START SUPPLIED DATA
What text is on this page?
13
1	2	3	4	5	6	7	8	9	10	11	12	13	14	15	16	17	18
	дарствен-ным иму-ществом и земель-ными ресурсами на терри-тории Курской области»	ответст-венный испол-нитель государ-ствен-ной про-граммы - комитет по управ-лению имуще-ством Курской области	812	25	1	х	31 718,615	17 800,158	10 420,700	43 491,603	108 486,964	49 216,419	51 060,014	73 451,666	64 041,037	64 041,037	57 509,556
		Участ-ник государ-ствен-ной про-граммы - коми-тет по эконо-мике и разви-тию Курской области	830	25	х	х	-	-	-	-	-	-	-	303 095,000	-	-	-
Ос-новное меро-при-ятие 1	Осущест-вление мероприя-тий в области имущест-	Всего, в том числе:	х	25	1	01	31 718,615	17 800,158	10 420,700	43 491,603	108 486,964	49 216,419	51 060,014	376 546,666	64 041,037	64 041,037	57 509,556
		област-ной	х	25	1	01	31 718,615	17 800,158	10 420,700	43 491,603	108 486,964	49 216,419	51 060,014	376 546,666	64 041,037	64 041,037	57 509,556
END SUPPLIED DATA
Of all the lines above, how many contain the word "государ"? Answer with only the number.

→ **WRITTEN RESPONSE**: 2